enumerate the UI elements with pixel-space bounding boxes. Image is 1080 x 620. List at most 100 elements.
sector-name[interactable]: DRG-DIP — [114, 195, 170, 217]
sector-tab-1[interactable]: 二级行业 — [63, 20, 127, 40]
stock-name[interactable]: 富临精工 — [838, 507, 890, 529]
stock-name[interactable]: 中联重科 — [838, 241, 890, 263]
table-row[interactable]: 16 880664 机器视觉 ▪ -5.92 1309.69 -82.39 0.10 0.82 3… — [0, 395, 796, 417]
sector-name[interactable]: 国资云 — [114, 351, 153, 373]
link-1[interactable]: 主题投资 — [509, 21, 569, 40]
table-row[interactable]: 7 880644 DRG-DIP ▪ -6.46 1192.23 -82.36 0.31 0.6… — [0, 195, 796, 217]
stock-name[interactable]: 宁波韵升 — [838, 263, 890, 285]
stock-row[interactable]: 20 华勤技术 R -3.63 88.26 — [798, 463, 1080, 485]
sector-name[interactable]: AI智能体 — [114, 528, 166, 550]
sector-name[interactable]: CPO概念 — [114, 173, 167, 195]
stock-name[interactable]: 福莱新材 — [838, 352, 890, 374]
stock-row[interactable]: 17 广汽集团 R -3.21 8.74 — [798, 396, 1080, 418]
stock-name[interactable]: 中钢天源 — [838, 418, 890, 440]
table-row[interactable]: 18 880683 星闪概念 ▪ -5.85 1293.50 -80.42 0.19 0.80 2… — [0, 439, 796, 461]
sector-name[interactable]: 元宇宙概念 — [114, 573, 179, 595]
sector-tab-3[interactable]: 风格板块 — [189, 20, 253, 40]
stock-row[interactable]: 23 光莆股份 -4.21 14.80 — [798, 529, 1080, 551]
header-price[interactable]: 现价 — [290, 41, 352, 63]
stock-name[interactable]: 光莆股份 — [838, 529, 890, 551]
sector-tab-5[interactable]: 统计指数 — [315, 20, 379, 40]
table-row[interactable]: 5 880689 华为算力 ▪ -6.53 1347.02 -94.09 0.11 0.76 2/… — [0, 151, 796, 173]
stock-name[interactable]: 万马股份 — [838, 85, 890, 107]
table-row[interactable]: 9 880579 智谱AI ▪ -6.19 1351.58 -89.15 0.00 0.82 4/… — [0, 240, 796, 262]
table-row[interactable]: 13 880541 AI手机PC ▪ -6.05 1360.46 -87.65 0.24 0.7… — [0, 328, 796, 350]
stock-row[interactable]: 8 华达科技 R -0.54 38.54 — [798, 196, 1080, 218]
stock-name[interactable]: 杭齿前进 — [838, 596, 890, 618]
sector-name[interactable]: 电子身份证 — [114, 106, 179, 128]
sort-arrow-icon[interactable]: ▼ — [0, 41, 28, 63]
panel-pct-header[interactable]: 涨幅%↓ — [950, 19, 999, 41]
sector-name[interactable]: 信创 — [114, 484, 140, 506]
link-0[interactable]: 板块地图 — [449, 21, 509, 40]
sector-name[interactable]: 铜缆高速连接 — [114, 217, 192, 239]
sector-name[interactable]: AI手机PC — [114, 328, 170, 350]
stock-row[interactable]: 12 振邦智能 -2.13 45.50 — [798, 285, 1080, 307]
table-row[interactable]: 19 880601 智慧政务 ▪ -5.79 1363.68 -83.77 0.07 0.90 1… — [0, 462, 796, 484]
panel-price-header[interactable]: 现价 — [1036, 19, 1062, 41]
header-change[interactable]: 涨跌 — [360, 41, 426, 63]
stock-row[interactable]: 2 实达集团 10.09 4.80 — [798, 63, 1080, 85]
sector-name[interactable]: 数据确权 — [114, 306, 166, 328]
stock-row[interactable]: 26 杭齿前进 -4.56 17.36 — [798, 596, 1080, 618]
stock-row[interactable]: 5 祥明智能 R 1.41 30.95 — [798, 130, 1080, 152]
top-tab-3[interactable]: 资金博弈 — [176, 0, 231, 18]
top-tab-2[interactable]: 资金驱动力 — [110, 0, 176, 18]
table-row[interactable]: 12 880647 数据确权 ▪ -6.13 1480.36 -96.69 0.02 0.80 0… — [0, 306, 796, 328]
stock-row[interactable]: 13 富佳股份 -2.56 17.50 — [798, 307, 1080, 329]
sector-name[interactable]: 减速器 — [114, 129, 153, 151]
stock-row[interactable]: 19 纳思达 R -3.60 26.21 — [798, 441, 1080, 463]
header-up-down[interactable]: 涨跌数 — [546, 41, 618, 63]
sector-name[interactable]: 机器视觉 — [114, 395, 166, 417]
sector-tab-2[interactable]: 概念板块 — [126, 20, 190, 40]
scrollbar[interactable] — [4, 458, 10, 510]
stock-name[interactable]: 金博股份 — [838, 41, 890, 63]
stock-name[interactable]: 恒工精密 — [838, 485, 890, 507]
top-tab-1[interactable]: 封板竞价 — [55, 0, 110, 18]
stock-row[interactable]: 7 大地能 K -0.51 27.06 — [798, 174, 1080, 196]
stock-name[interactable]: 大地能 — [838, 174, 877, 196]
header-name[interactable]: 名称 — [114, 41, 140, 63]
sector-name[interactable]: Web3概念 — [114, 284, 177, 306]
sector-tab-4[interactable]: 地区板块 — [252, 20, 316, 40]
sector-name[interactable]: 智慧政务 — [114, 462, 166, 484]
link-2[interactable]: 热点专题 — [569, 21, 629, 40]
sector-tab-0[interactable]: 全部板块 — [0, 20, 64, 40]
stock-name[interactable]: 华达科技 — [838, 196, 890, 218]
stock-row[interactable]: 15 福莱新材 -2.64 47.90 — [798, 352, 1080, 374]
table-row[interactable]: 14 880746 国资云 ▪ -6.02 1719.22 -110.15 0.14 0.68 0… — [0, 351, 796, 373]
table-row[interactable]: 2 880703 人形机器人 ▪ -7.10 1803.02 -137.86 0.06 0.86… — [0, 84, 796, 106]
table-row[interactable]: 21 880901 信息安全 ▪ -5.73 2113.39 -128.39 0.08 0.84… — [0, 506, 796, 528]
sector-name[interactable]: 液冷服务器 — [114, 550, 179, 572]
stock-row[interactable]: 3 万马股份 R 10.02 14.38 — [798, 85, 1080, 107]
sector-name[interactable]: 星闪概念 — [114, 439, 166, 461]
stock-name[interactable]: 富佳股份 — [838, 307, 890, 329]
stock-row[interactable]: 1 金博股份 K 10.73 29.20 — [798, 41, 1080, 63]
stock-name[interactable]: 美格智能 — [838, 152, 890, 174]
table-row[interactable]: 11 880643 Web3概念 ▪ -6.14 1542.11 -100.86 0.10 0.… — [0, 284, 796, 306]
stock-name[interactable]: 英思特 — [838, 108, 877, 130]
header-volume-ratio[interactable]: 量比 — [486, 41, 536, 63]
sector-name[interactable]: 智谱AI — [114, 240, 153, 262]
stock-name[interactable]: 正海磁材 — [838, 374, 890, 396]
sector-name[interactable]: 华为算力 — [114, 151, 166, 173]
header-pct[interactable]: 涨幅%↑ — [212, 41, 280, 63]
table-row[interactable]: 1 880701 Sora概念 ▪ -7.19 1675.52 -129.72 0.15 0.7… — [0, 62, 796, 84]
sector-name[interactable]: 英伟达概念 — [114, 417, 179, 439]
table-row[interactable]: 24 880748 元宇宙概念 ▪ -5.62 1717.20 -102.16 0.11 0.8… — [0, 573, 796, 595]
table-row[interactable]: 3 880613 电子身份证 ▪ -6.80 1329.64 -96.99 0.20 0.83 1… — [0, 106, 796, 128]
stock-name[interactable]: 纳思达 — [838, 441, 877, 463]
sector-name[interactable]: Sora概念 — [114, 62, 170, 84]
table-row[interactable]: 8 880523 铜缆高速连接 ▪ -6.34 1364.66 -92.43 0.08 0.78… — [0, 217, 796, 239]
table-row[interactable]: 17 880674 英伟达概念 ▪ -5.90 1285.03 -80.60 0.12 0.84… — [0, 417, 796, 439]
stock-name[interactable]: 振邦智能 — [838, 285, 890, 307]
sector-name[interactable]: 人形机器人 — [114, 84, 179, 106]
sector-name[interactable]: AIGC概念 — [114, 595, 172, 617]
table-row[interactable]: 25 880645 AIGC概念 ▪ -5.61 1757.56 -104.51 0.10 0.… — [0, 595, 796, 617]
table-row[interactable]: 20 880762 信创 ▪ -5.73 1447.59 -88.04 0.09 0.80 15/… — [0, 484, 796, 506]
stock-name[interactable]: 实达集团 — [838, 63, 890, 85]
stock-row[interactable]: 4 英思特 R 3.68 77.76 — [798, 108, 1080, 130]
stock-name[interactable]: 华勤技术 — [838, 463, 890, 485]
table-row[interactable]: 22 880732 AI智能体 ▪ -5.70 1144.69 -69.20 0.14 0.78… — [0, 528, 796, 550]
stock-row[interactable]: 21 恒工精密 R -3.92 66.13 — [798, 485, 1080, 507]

········

— TASK GOAL —
Can you write out the material again, beginning at its first line and stopping after the line that contains "table-row[interactable]: 13 880541", with "stock-name" swapped for "share-name" and nothing else changed?

— EXERCISE OUTPUT —
enumerate the UI elements with pixel-space bounding boxes. Image is 1080 x 620. List at most 100 elements.
sector-name[interactable]: DRG-DIP — [114, 195, 170, 217]
sector-tab-1[interactable]: 二级行业 — [63, 20, 127, 40]
share-name[interactable]: 富临精工 — [838, 507, 890, 529]
share-name[interactable]: 中联重科 — [838, 241, 890, 263]
table-row[interactable]: 16 880664 机器视觉 ▪ -5.92 1309.69 -82.39 0.10 0.82 3… — [0, 395, 796, 417]
sector-name[interactable]: 国资云 — [114, 351, 153, 373]
link-1[interactable]: 主题投资 — [509, 21, 569, 40]
table-row[interactable]: 7 880644 DRG-DIP ▪ -6.46 1192.23 -82.36 0.31 0.6… — [0, 195, 796, 217]
share-name[interactable]: 宁波韵升 — [838, 263, 890, 285]
stock-row[interactable]: 20 华勤技术 R -3.63 88.26 — [798, 463, 1080, 485]
sector-name[interactable]: AI智能体 — [114, 528, 166, 550]
sector-name[interactable]: CPO概念 — [114, 173, 167, 195]
share-name[interactable]: 福莱新材 — [838, 352, 890, 374]
stock-row[interactable]: 17 广汽集团 R -3.21 8.74 — [798, 396, 1080, 418]
share-name[interactable]: 中钢天源 — [838, 418, 890, 440]
table-row[interactable]: 18 880683 星闪概念 ▪ -5.85 1293.50 -80.42 0.19 0.80 2… — [0, 439, 796, 461]
sector-name[interactable]: 元宇宙概念 — [114, 573, 179, 595]
sector-tab-3[interactable]: 风格板块 — [189, 20, 253, 40]
stock-row[interactable]: 23 光莆股份 -4.21 14.80 — [798, 529, 1080, 551]
header-price[interactable]: 现价 — [290, 41, 352, 63]
share-name[interactable]: 光莆股份 — [838, 529, 890, 551]
sector-tab-5[interactable]: 统计指数 — [315, 20, 379, 40]
table-row[interactable]: 5 880689 华为算力 ▪ -6.53 1347.02 -94.09 0.11 0.76 2/… — [0, 151, 796, 173]
share-name[interactable]: 万马股份 — [838, 85, 890, 107]
table-row[interactable]: 9 880579 智谱AI ▪ -6.19 1351.58 -89.15 0.00 0.82 4/… — [0, 240, 796, 262]
table-row[interactable]: 13 880541 AI手机PC ▪ -6.05 1360.46 -87.65 0.24 0.7… — [0, 328, 796, 350]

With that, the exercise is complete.